(DIRECTIONS FOR THIS TASK):
Extract every entry word for word.

(EXTRACTED INFORMATION):
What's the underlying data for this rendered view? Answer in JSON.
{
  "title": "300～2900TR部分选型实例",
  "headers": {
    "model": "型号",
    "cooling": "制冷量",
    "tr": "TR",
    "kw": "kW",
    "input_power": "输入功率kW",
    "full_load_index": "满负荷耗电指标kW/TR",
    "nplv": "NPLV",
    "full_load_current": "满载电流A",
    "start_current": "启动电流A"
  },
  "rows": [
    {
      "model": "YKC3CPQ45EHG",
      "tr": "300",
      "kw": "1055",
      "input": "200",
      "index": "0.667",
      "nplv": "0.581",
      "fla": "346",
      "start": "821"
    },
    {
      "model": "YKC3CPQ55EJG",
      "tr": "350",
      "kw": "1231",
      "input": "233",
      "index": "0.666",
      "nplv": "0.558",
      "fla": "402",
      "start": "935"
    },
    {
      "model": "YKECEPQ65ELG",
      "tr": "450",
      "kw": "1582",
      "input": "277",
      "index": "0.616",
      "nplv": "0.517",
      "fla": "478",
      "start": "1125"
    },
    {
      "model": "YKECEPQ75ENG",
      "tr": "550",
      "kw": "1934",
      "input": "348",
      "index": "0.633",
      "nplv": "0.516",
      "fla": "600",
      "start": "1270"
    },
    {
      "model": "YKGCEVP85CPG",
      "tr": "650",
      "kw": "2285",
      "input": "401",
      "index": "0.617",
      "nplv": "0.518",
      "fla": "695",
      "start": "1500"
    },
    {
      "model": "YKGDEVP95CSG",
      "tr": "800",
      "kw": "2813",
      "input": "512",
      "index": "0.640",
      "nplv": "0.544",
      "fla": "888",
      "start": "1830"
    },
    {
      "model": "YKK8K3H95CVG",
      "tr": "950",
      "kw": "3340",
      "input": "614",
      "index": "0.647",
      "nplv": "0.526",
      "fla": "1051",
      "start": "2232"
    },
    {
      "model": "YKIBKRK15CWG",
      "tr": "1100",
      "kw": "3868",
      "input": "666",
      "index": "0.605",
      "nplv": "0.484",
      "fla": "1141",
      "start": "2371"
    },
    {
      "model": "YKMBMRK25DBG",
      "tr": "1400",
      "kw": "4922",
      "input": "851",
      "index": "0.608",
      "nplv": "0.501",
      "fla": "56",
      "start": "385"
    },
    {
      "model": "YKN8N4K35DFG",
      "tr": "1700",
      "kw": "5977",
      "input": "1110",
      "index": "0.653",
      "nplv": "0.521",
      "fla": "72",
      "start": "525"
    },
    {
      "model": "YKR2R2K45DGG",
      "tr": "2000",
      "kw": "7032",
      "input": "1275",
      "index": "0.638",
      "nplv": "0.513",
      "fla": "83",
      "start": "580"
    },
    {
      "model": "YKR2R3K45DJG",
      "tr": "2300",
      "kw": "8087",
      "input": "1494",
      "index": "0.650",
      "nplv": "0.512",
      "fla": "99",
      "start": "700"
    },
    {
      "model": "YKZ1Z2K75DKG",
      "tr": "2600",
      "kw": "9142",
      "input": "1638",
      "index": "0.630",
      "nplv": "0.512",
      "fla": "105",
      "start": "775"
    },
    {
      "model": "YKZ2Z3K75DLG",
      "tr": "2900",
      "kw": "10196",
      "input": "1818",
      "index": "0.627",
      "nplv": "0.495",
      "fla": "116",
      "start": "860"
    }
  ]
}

(WRITTEN RESPONSE):
What's the underlying data for this rendered view? Answer in JSON.
{
  "title": "300～2900TR部分选型实例",
  "headers": {
    "model": "型号",
    "cooling": "制冷量",
    "tr": "TR",
    "kw": "kW",
    "input_power": "输入功率kW",
    "full_load_index": "满负荷耗电指标kW/TR",
    "nplv": "NPLV",
    "full_load_current": "满载电流A",
    "start_current": "启动电流A"
  },
  "rows": [
    {
      "model": "YKC3CPQ45EHG",
      "tr": "300",
      "kw": "1055",
      "input": "200",
      "index": "0.667",
      "nplv": "0.581",
      "fla": "346",
      "start": "821"
    },
    {
      "model": "YKC3CPQ55EJG",
      "tr": "350",
      "kw": "1231",
      "input": "233",
      "index": "0.666",
      "nplv": "0.558",
      "fla": "402",
      "start": "935"
    },
    {
      "model": "YKECEPQ65ELG",
      "tr": "450",
      "kw": "1582",
      "input": "277",
      "index": "0.616",
      "nplv": "0.517",
      "fla": "478",
      "start": "1125"
    },
    {
      "model": "YKECEPQ75ENG",
      "tr": "550",
      "kw": "1934",
      "input": "348",
      "index": "0.633",
      "nplv": "0.516",
      "fla": "600",
      "start": "1270"
    },
    {
      "model": "YKGCEVP85CPG",
      "tr": "650",
      "kw": "2285",
      "input": "401",
      "index": "0.617",
      "nplv": "0.518",
      "fla": "695",
      "start": "1500"
    },
    {
      "model": "YKGDEVP95CSG",
      "tr": "800",
      "kw": "2813",
      "input": "512",
      "index": "0.640",
      "nplv": "0.544",
      "fla": "888",
      "start": "1830"
    },
    {
      "model": "YKK8K3H95CVG",
      "tr": "950",
      "kw": "3340",
      "input": "614",
      "index": "0.647",
      "nplv": "0.526",
      "fla": "1051",
      "start": "2232"
    },
    {
      "model": "YKIBKRK15CWG",
      "tr": "1100",
      "kw": "3868",
      "input": "666",
      "index": "0.605",
      "nplv": "0.484",
      "fla": "1141",
      "start": "2371"
    },
    {
      "model": "YKMBMRK25DBG",
      "tr": "1400",
      "kw": "4922",
      "input": "851",
      "index": "0.608",
      "nplv": "0.501",
      "fla": "56",
      "start": "385"
    },
    {
      "model": "YKN8N4K35DFG",
      "tr": "1700",
      "kw": "5977",
      "input": "1110",
      "index": "0.653",
      "nplv": "0.521",
      "fla": "72",
      "start": "525"
    },
    {
      "model": "YKR2R2K45DGG",
      "tr": "2000",
      "kw": "7032",
      "input": "1275",
      "index": "0.638",
      "nplv": "0.513",
      "fla": "83",
      "start": "580"
    },
    {
      "model": "YKR2R3K45DJG",
      "tr": "2300",
      "kw": "8087",
      "input": "1494",
      "index": "0.650",
      "nplv": "0.512",
      "fla": "99",
      "start": "700"
    },
    {
      "model": "YKZ1Z2K75DKG",
      "tr": "2600",
      "kw": "9142",
      "input": "1638",
      "index": "0.630",
      "nplv": "0.512",
      "fla": "105",
      "start": "775"
    },
    {
      "model": "YKZ2Z3K75DLG",
      "tr": "2900",
      "kw": "10196",
      "input": "1818",
      "index": "0.627",
      "nplv": "0.495",
      "fla": "116",
      "start": "860"
    }
  ]
}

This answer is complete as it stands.